Items listed in a dataset
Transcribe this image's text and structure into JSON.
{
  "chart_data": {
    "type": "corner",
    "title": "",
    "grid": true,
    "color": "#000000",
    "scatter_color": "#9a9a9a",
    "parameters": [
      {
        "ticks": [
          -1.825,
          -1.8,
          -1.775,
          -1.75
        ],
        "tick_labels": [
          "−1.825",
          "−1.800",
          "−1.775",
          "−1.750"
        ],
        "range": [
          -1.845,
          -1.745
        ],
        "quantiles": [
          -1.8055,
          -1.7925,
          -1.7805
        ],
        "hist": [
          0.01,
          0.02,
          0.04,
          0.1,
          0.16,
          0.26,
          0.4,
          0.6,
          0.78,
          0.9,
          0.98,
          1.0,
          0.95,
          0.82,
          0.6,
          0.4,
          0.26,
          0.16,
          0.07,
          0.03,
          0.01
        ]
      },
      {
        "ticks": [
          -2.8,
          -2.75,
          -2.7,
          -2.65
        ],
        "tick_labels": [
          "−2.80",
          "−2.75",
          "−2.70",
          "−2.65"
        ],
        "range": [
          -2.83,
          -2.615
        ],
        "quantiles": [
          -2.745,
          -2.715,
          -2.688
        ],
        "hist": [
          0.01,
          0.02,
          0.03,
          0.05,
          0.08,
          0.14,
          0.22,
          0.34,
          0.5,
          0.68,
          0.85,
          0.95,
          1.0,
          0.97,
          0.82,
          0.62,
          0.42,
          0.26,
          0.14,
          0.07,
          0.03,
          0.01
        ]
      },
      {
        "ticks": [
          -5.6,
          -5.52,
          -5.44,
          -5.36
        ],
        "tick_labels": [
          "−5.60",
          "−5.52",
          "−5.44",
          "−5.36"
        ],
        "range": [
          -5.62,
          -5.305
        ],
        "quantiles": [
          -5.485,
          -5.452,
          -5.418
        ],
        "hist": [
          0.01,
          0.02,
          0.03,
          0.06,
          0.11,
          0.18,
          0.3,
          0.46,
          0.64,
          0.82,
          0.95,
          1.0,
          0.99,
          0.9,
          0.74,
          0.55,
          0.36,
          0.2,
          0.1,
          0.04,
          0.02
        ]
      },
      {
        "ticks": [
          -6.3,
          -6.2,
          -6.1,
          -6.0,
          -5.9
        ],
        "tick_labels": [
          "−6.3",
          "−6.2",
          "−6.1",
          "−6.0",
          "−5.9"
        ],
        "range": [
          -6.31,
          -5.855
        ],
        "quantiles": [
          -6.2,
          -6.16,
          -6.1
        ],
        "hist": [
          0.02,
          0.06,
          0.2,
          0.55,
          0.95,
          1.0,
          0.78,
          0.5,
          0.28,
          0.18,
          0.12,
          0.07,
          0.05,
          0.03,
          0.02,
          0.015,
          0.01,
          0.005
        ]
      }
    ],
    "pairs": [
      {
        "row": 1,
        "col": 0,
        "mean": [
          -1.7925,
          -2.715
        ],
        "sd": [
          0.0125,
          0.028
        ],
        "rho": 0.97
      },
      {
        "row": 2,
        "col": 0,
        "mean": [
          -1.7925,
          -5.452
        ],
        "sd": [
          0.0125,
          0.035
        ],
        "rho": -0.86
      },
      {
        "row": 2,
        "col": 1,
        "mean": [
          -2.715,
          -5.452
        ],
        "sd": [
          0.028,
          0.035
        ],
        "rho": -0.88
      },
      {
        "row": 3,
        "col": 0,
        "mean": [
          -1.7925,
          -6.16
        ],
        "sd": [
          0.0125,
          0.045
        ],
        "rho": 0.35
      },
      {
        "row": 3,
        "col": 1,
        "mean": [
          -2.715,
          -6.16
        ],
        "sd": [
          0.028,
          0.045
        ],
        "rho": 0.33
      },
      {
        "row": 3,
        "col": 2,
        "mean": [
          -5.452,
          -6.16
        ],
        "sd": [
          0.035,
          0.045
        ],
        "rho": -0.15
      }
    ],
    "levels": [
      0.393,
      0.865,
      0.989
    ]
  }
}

• **Work to be completed**
Reproduce all of the entries word for word.

• **Response below**
Transcribe this image's text and structure into JSON.
{
  "chart_data": {
    "type": "corner",
    "title": "",
    "grid": true,
    "color": "#000000",
    "scatter_color": "#9a9a9a",
    "parameters": [
      {
        "ticks": [
          -1.825,
          -1.8,
          -1.775,
          -1.75
        ],
        "tick_labels": [
          "−1.825",
          "−1.800",
          "−1.775",
          "−1.750"
        ],
        "range": [
          -1.845,
          -1.745
        ],
        "quantiles": [
          -1.8055,
          -1.7925,
          -1.7805
        ],
        "hist": [
          0.01,
          0.02,
          0.04,
          0.1,
          0.16,
          0.26,
          0.4,
          0.6,
          0.78,
          0.9,
          0.98,
          1.0,
          0.95,
          0.82,
          0.6,
          0.4,
          0.26,
          0.16,
          0.07,
          0.03,
          0.01
        ]
      },
      {
        "ticks": [
          -2.8,
          -2.75,
          -2.7,
          -2.65
        ],
        "tick_labels": [
          "−2.80",
          "−2.75",
          "−2.70",
          "−2.65"
        ],
        "range": [
          -2.83,
          -2.615
        ],
        "quantiles": [
          -2.745,
          -2.715,
          -2.688
        ],
        "hist": [
          0.01,
          0.02,
          0.03,
          0.05,
          0.08,
          0.14,
          0.22,
          0.34,
          0.5,
          0.68,
          0.85,
          0.95,
          1.0,
          0.97,
          0.82,
          0.62,
          0.42,
          0.26,
          0.14,
          0.07,
          0.03,
          0.01
        ]
      },
      {
        "ticks": [
          -5.6,
          -5.52,
          -5.44,
          -5.36
        ],
        "tick_labels": [
          "−5.60",
          "−5.52",
          "−5.44",
          "−5.36"
        ],
        "range": [
          -5.62,
          -5.305
        ],
        "quantiles": [
          -5.485,
          -5.452,
          -5.418
        ],
        "hist": [
          0.01,
          0.02,
          0.03,
          0.06,
          0.11,
          0.18,
          0.3,
          0.46,
          0.64,
          0.82,
          0.95,
          1.0,
          0.99,
          0.9,
          0.74,
          0.55,
          0.36,
          0.2,
          0.1,
          0.04,
          0.02
        ]
      },
      {
        "ticks": [
          -6.3,
          -6.2,
          -6.1,
          -6.0,
          -5.9
        ],
        "tick_labels": [
          "−6.3",
          "−6.2",
          "−6.1",
          "−6.0",
          "−5.9"
        ],
        "range": [
          -6.31,
          -5.855
        ],
        "quantiles": [
          -6.2,
          -6.16,
          -6.1
        ],
        "hist": [
          0.02,
          0.06,
          0.2,
          0.55,
          0.95,
          1.0,
          0.78,
          0.5,
          0.28,
          0.18,
          0.12,
          0.07,
          0.05,
          0.03,
          0.02,
          0.015,
          0.01,
          0.005
        ]
      }
    ],
    "pairs": [
      {
        "row": 1,
        "col": 0,
        "mean": [
          -1.7925,
          -2.715
        ],
        "sd": [
          0.0125,
          0.028
        ],
        "rho": 0.97
      },
      {
        "row": 2,
        "col": 0,
        "mean": [
          -1.7925,
          -5.452
        ],
        "sd": [
          0.0125,
          0.035
        ],
        "rho": -0.86
      },
      {
        "row": 2,
        "col": 1,
        "mean": [
          -2.715,
          -5.452
        ],
        "sd": [
          0.028,
          0.035
        ],
        "rho": -0.88
      },
      {
        "row": 3,
        "col": 0,
        "mean": [
          -1.7925,
          -6.16
        ],
        "sd": [
          0.0125,
          0.045
        ],
        "rho": 0.35
      },
      {
        "row": 3,
        "col": 1,
        "mean": [
          -2.715,
          -6.16
        ],
        "sd": [
          0.028,
          0.045
        ],
        "rho": 0.33
      },
      {
        "row": 3,
        "col": 2,
        "mean": [
          -5.452,
          -6.16
        ],
        "sd": [
          0.035,
          0.045
        ],
        "rho": -0.15
      }
    ],
    "levels": [
      0.393,
      0.865,
      0.989
    ]
  }
}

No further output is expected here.